__YOUR OBJECTIVE__
All of the data that follows should be retyped exactly, please, except the pictures.
——————————
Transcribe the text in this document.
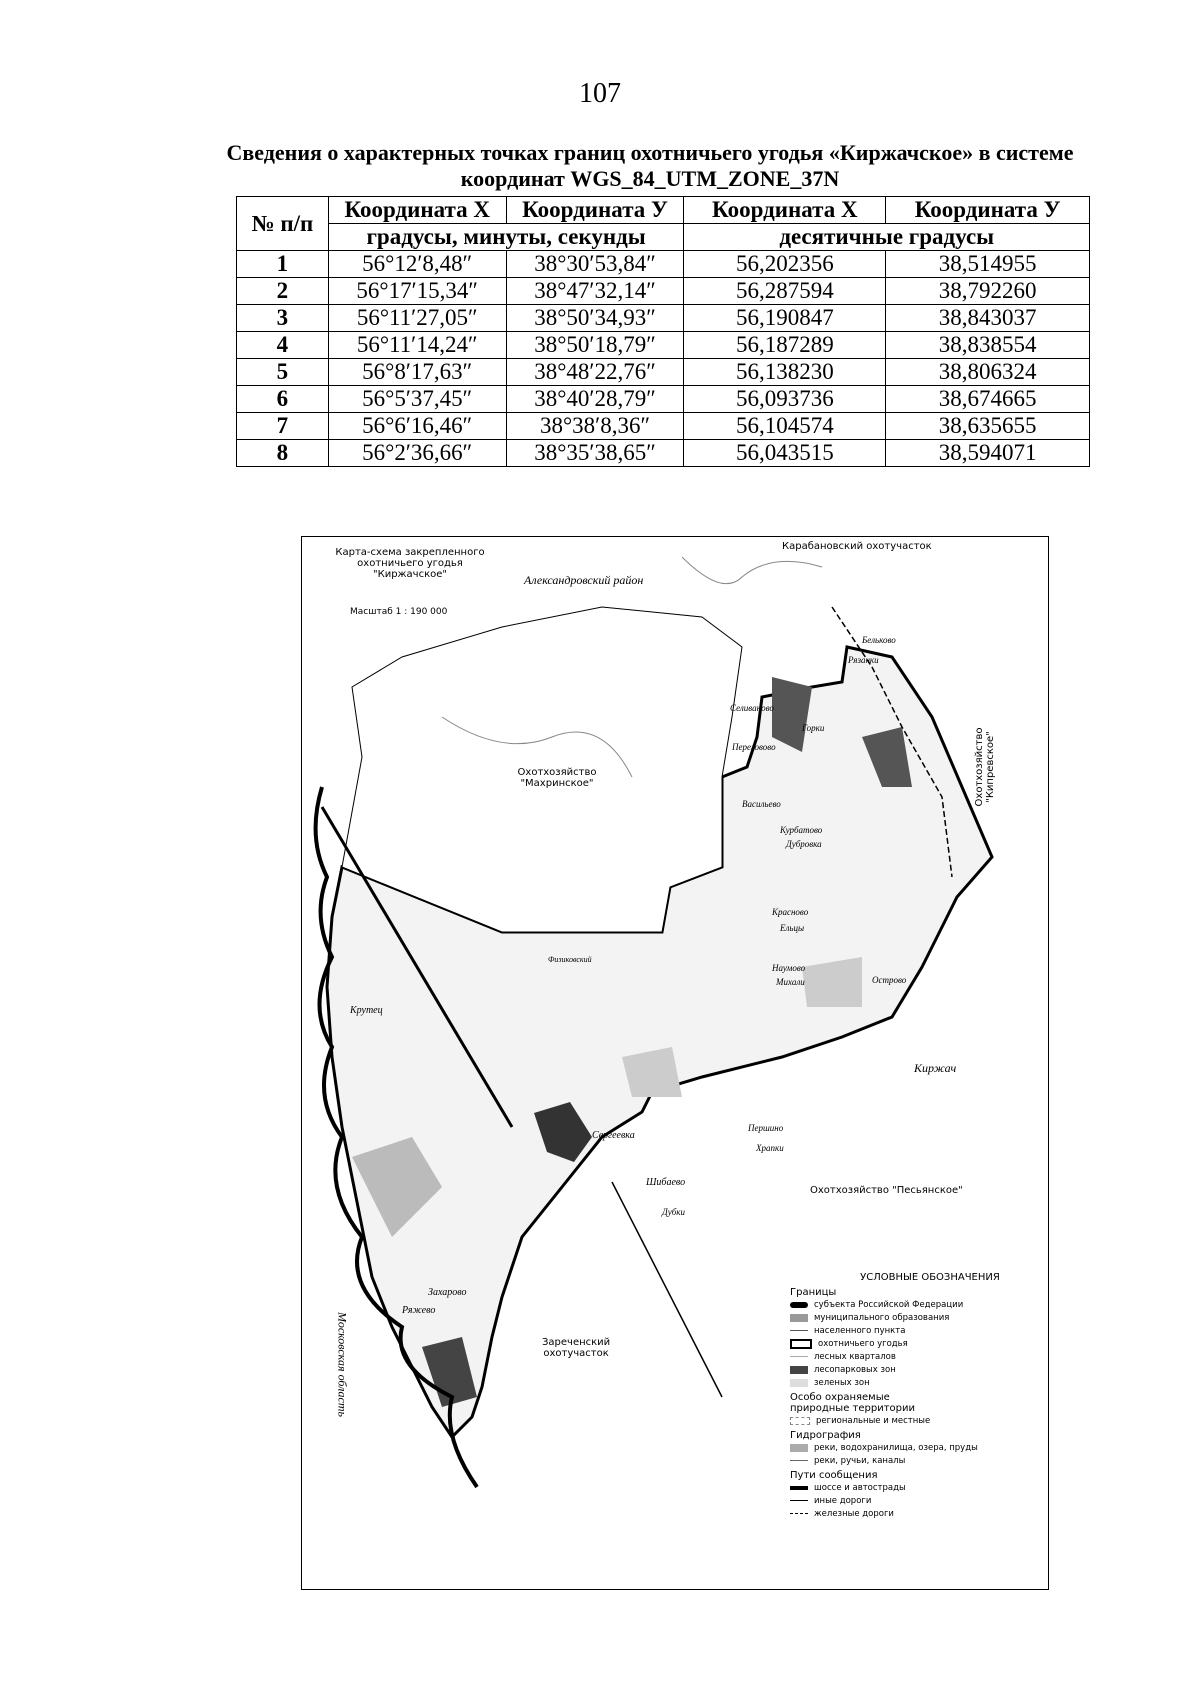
107
Сведения о характерных точках границ охотничьего угодья «Киржачское» в системе
координат WGS_84_UTM_ZONE_37N
№ п/п	Координата X	Координата У	Координата X	Координата У
	градусы, минуты, секунды		десятичные градусы	
1	56°12′8,48″	38°30′53,84″	56,202356	38,514955
2	56°17′15,34″	38°47′32,14″	56,287594	38,792260
3	56°11′27,05″	38°50′34,93″	56,190847	38,843037
4	56°11′14,24″	38°50′18,79″	56,187289	38,838554
5	56°8′17,63″	38°48′22,76″	56,138230	38,806324
6	56°5′37,45″	38°40′28,79″	56,093736	38,674665
7	56°6′16,46″	38°38′8,36″	56,104574	38,635655
8	56°2′36,66″	38°35′38,65″	56,043515	38,594071
Карта-схема закрепленного
охотничьего угодья
"Киржачское"
Масштаб 1 : 190 000
Карабановский охотучасток
Александровский район
Охотхозяйство
"Махринское"	Охотхозяйство "Кипревское"
Киржач
Охотхозяйство "Песьянское"
Зареченский
охотучасток
Московская область
Крутец
Сергеевка
Шибаево
Захарово
Ряжево
Бельково
Рязанки
Селиваново
Горки
Переговово
Васильево
Курбатово
Дубровка
Красново
Ельцы
Наумово
Михали	Острово
Першино
Храпки
Дубки
Физиковский
УСЛОВНЫЕ ОБОЗНАЧЕНИЯ
Границы
субъекта Российской Федерации
муниципального образования
населенного пункта
охотничьего угодья
лесных кварталов
лесопарковых зон
зеленых зон
Особо охраняемые
природные территории
региональные и местные
Гидрография
реки, водохранилища, озера, пруды
реки, ручьи, каналы
Пути сообщения
шоссе и автострады
иные дороги
железные дороги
——————————
__THE SOLUTION__
Transcribe the text in this document.
107
Сведения о характерных точках границ охотничьего угодья «Киржачское» в системе
координат WGS_84_UTM_ZONE_37N
№ п/п	Координата X	Координата У	Координата X	Координата У
	градусы, минуты, секунды		десятичные градусы	
1	56°12′8,48″	38°30′53,84″	56,202356	38,514955
2	56°17′15,34″	38°47′32,14″	56,287594	38,792260
3	56°11′27,05″	38°50′34,93″	56,190847	38,843037
4	56°11′14,24″	38°50′18,79″	56,187289	38,838554
5	56°8′17,63″	38°48′22,76″	56,138230	38,806324
6	56°5′37,45″	38°40′28,79″	56,093736	38,674665
7	56°6′16,46″	38°38′8,36″	56,104574	38,635655
8	56°2′36,66″	38°35′38,65″	56,043515	38,594071
Карта-схема закрепленного
охотничьего угодья
"Киржачское"
Масштаб 1 : 190 000
Карабановский охотучасток
Александровский район
Охотхозяйство
"Махринское"	Охотхозяйство "Кипревское"
Киржач
Охотхозяйство "Песьянское"
Зареченский
охотучасток
Московская область
Крутец
Сергеевка
Шибаево
Захарово
Ряжево
Бельково
Рязанки
Селиваново
Горки
Переговово
Васильево
Курбатово
Дубровка
Красново
Ельцы
Наумово
Михали	Острово
Першино
Храпки
Дубки
Физиковский
УСЛОВНЫЕ ОБОЗНАЧЕНИЯ
Границы
субъекта Российской Федерации
муниципального образования
населенного пункта
охотничьего угодья
лесных кварталов
лесопарковых зон
зеленых зон
Особо охраняемые
природные территории
региональные и местные
Гидрография
реки, водохранилища, озера, пруды
реки, ручьи, каналы
Пути сообщения
шоссе и автострады
иные дороги
железные дороги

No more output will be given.